The exercise:
Tell how many lines in these records contain the string "legend", with only the number as the reply.

Provided records:
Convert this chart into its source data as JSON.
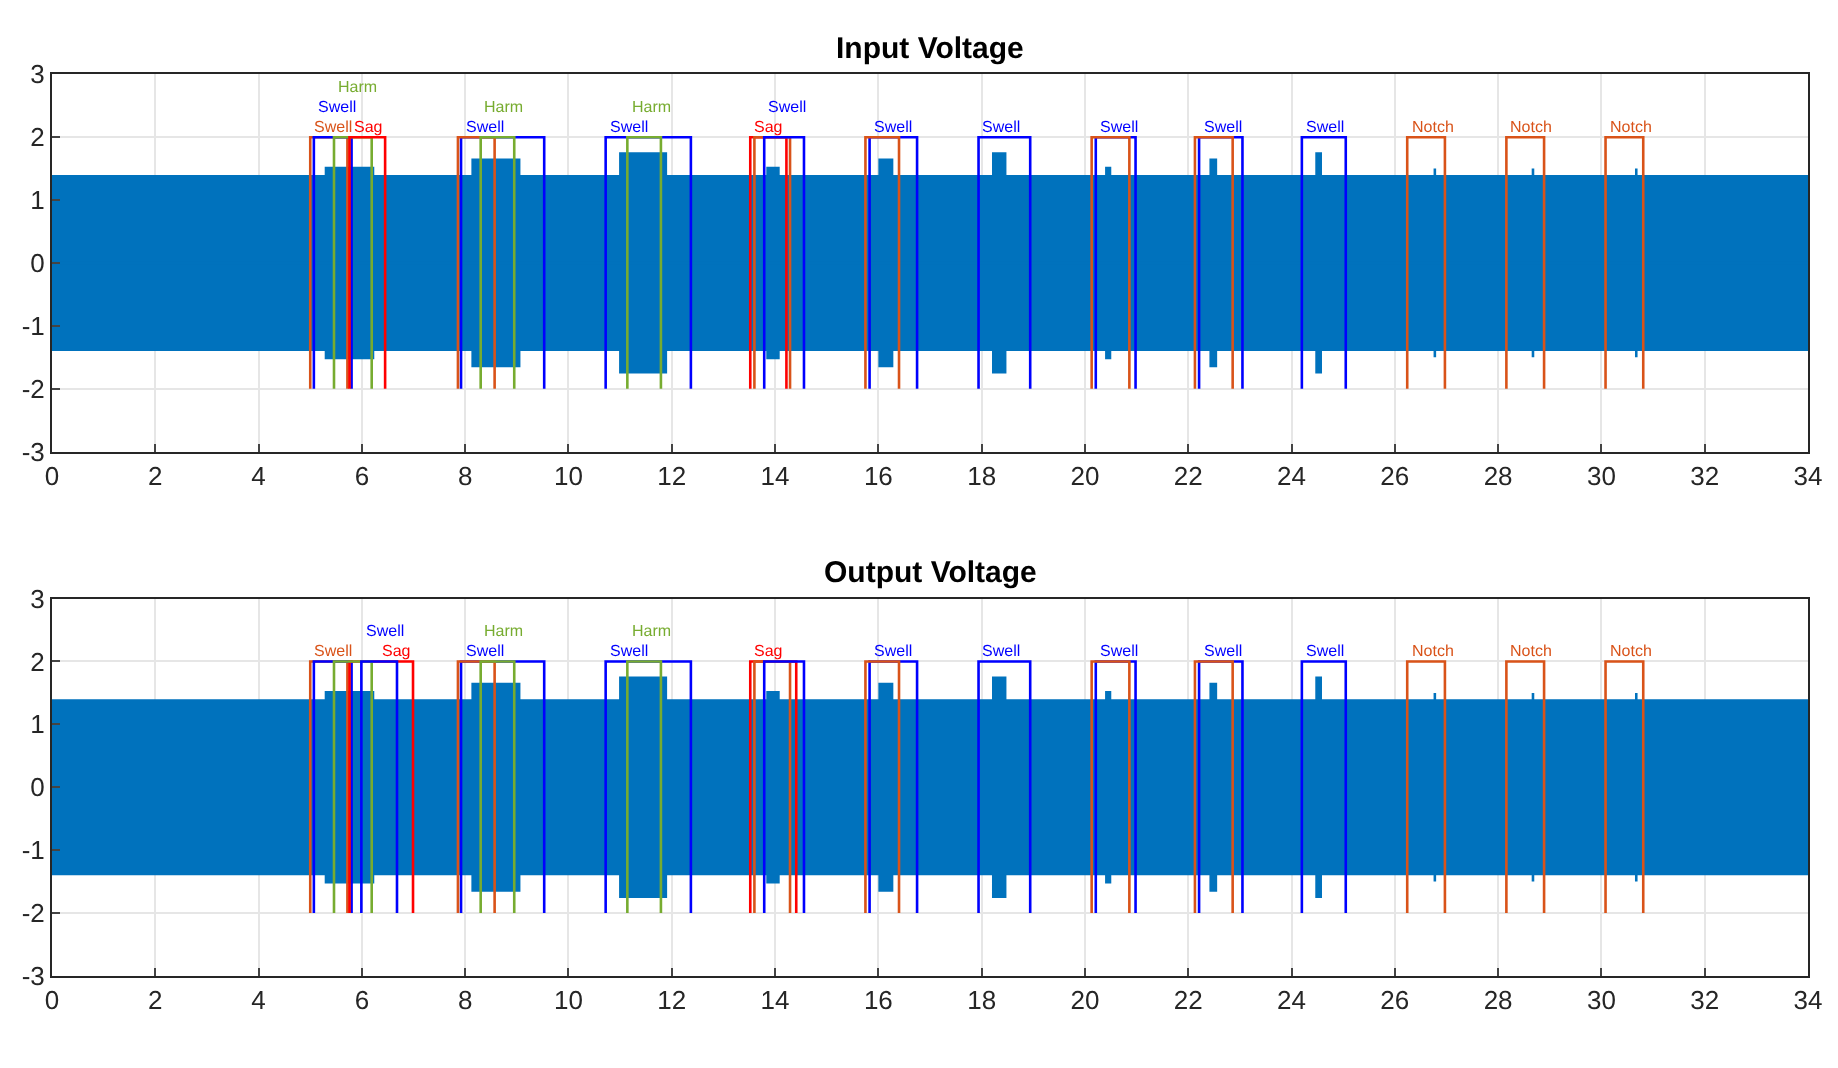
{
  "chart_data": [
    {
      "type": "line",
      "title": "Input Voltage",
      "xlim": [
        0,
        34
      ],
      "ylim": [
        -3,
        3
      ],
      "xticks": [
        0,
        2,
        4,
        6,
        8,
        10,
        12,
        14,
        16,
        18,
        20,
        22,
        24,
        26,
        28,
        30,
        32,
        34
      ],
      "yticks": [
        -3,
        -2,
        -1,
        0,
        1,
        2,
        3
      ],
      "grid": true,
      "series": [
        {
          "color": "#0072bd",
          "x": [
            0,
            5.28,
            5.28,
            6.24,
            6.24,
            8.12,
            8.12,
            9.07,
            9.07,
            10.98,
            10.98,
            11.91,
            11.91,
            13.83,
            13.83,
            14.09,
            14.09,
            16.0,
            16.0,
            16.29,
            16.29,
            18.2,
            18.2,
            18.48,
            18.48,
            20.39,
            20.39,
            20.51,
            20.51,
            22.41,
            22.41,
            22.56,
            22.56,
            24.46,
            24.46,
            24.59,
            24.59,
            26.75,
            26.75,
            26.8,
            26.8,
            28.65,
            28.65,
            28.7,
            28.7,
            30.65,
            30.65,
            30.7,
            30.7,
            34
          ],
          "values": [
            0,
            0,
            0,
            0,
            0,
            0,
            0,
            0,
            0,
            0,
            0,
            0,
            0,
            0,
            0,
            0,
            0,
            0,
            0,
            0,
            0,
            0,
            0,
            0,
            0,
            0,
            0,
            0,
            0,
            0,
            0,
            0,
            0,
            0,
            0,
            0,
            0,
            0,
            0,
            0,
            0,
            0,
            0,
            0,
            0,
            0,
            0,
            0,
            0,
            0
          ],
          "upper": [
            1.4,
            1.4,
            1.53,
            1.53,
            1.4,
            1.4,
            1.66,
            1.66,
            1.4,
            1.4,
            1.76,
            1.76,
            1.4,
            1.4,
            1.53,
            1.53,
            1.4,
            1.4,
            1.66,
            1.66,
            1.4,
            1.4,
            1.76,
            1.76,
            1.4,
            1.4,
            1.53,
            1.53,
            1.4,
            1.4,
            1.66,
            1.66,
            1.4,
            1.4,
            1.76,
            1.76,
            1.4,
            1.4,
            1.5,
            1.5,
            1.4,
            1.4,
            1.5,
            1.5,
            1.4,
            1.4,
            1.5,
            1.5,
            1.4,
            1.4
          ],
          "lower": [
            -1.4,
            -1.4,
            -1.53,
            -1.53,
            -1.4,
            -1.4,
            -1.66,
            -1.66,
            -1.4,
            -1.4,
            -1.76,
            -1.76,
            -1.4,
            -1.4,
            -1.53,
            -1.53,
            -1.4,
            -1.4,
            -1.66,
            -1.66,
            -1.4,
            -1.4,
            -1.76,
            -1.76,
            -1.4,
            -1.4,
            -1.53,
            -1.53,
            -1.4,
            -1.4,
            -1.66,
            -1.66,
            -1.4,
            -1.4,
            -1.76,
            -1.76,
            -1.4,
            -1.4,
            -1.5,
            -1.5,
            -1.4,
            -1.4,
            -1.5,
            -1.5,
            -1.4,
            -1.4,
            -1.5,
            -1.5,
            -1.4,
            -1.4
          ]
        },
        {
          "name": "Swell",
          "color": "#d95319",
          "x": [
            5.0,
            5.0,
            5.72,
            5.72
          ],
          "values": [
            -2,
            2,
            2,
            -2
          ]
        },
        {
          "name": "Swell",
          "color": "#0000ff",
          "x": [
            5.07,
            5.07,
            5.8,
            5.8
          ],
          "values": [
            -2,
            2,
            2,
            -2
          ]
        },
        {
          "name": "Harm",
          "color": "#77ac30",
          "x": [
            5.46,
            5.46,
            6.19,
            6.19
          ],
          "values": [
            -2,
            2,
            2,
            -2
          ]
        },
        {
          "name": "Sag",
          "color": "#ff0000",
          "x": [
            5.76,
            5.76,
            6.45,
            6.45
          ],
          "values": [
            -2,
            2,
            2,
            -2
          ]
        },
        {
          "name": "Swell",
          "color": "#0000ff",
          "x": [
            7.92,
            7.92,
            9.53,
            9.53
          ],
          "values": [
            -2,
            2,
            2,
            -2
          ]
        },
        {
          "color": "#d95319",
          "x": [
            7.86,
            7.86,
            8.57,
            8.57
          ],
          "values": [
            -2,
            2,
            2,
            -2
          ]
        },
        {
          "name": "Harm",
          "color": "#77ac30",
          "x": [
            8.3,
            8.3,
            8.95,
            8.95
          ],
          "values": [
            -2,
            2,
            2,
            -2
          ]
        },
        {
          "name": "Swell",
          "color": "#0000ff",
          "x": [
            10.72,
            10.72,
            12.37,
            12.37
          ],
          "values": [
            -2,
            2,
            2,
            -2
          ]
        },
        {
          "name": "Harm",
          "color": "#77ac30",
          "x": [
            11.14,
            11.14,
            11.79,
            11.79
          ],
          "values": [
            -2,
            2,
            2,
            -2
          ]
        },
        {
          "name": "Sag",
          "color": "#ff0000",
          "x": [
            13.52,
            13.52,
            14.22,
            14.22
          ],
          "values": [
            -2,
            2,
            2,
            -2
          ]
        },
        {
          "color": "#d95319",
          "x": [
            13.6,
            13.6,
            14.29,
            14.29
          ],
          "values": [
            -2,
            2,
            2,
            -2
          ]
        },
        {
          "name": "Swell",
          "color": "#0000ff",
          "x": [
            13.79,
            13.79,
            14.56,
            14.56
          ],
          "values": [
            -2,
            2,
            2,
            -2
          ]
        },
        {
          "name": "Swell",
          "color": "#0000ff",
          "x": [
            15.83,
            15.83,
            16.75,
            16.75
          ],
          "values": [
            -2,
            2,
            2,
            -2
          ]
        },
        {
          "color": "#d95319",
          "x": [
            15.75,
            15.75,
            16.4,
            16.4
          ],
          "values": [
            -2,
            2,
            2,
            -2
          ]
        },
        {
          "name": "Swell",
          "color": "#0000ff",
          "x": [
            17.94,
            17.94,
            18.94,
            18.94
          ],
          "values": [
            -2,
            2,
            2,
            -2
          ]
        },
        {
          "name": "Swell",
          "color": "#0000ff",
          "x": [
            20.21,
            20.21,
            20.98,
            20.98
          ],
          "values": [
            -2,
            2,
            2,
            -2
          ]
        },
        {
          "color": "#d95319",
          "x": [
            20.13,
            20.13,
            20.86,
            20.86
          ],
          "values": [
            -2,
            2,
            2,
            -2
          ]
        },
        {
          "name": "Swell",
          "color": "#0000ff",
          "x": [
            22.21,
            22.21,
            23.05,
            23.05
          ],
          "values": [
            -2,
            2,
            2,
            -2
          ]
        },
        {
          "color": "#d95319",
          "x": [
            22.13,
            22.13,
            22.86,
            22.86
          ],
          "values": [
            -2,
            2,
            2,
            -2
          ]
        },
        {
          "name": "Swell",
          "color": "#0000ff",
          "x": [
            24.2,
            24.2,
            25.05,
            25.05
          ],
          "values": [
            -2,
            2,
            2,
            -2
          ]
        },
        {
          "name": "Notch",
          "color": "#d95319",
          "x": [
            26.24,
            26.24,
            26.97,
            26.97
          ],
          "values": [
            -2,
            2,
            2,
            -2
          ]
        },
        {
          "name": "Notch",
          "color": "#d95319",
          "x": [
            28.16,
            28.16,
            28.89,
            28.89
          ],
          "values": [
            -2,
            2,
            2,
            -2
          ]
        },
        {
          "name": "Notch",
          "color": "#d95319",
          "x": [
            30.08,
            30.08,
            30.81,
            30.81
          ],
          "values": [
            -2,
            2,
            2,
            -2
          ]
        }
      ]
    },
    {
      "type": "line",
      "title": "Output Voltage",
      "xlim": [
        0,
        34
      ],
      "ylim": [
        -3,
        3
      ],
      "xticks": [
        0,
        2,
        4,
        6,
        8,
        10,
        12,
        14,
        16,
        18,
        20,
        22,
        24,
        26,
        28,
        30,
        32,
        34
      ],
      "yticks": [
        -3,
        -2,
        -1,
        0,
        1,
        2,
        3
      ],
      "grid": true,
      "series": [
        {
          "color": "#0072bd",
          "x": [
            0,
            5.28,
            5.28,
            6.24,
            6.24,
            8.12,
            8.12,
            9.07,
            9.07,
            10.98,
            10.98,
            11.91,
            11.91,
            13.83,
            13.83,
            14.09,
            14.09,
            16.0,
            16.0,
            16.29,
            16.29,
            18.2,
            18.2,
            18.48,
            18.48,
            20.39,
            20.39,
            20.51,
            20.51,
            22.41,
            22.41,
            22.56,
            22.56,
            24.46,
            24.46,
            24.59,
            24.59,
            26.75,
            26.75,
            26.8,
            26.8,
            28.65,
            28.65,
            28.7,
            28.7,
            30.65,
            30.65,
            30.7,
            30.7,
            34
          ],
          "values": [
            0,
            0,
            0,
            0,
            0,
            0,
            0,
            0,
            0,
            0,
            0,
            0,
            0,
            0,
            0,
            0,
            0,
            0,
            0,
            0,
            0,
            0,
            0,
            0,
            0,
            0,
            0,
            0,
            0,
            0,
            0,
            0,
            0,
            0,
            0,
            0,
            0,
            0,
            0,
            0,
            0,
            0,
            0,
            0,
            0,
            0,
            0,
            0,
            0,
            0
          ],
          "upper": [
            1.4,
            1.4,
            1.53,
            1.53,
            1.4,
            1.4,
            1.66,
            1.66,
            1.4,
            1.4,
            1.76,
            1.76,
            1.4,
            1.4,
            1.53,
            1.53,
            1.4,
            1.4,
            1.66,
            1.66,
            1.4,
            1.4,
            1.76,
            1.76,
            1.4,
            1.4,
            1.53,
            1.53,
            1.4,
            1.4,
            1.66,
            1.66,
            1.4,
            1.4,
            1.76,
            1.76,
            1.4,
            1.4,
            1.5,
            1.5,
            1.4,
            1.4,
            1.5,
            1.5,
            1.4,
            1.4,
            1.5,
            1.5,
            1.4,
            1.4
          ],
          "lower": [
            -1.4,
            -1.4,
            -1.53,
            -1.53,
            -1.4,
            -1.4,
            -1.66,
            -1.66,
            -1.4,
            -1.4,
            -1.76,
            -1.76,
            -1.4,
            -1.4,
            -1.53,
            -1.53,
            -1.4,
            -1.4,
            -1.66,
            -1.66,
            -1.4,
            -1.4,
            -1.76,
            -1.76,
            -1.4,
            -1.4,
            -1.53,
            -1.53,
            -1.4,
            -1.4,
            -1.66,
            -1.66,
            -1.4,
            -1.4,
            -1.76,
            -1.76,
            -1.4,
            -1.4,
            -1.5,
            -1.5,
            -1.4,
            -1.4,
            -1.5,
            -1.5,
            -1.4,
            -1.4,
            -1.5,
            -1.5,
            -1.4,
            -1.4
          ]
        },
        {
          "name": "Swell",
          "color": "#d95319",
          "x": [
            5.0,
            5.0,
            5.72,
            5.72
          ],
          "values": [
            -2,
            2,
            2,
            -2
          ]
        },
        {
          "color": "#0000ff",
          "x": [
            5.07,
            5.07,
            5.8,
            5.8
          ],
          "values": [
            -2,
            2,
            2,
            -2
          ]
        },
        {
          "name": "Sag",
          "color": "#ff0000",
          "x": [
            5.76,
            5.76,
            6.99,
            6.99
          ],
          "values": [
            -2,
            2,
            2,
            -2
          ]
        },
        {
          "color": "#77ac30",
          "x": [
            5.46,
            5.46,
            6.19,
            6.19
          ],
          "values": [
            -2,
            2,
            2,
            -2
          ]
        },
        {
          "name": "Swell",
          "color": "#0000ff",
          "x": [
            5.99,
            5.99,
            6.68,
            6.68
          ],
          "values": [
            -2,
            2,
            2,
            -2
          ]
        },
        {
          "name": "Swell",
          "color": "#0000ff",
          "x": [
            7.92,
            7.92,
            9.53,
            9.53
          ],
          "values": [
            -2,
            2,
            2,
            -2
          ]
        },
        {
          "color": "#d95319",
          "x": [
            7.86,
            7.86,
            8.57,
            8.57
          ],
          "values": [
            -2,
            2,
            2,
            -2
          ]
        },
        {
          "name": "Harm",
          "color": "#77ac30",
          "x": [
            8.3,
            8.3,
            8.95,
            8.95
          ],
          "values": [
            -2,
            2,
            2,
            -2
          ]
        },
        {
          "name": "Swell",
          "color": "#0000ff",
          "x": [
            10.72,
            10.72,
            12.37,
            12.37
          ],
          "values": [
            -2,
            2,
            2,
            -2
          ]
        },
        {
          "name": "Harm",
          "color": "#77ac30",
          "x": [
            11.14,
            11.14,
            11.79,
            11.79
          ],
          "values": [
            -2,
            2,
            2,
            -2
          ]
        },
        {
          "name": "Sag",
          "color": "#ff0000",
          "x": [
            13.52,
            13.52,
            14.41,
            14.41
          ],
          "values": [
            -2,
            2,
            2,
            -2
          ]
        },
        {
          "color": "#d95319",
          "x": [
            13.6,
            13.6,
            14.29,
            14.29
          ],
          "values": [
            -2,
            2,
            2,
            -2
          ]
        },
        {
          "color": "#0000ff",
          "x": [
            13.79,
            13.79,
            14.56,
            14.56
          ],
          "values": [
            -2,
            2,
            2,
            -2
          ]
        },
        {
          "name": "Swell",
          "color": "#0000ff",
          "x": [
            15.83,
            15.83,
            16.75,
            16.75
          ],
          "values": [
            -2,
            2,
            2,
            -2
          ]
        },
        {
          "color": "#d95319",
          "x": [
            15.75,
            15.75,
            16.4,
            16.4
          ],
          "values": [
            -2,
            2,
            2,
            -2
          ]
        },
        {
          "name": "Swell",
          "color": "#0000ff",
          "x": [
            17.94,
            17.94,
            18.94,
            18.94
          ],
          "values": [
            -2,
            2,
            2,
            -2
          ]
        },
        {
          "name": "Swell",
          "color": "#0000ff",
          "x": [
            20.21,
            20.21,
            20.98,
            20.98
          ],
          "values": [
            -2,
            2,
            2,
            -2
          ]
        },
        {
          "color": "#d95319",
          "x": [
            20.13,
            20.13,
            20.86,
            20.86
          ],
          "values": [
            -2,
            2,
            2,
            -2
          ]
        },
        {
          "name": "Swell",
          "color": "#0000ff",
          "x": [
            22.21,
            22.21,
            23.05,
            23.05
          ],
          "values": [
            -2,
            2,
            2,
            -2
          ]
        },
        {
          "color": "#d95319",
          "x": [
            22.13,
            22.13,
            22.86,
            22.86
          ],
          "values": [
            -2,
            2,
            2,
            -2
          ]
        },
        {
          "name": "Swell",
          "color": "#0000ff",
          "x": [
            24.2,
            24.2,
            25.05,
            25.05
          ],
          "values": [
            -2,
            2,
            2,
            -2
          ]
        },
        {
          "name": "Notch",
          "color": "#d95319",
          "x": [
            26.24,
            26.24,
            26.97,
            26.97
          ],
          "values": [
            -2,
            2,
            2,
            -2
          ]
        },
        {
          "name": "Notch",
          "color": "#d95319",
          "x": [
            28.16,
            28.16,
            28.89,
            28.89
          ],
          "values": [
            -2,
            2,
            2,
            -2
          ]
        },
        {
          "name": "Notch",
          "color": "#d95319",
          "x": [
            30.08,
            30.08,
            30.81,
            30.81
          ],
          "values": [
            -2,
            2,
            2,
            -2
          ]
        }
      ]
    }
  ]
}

==

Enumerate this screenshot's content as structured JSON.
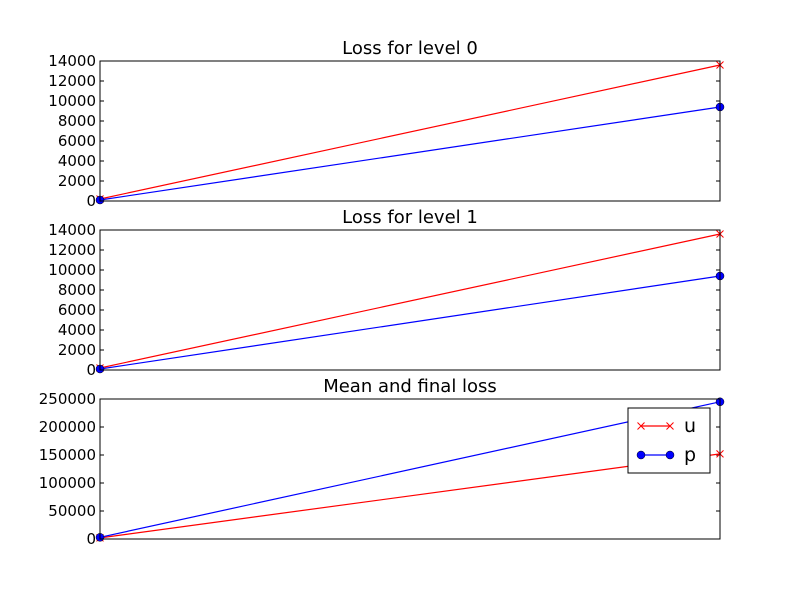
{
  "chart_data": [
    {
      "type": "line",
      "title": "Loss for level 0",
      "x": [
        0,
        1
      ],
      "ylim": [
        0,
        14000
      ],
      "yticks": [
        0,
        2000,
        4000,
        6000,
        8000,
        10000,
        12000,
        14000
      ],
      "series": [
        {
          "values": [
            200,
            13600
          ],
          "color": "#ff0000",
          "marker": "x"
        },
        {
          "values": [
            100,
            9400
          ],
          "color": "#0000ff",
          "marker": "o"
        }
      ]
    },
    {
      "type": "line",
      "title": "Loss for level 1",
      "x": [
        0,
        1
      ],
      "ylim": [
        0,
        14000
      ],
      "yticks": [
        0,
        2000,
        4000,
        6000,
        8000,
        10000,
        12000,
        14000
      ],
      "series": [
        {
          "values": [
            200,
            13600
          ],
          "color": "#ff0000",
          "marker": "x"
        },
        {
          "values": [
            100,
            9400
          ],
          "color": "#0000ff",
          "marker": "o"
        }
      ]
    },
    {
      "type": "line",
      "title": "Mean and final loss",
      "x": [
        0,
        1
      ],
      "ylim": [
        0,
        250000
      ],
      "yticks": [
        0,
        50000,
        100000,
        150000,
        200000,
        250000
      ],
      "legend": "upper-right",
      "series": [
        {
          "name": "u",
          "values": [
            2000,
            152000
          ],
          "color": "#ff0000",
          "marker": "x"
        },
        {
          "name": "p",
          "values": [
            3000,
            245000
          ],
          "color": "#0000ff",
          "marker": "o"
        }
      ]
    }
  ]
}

==

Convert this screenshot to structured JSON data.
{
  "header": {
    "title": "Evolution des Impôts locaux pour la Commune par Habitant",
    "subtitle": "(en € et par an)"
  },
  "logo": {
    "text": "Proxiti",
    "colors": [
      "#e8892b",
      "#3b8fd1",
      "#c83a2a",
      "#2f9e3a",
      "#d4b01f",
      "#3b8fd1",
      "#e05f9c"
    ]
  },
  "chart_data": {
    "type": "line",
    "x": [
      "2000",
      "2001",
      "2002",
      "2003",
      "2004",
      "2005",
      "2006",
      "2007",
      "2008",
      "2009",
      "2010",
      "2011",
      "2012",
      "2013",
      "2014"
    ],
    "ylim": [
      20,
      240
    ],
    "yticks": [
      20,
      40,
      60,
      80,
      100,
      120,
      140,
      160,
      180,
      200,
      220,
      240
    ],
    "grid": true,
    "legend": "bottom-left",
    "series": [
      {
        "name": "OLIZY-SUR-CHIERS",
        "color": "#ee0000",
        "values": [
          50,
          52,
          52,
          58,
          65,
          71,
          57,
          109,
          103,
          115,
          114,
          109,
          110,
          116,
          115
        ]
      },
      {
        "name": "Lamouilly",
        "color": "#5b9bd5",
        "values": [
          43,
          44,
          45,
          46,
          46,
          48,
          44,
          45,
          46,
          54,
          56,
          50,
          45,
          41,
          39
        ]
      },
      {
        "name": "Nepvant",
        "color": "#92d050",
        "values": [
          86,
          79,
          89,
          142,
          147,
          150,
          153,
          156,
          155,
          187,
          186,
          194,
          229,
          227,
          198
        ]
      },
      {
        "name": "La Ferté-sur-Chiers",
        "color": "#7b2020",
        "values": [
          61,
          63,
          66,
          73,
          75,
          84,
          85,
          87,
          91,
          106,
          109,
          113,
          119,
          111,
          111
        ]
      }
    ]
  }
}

Reply:
2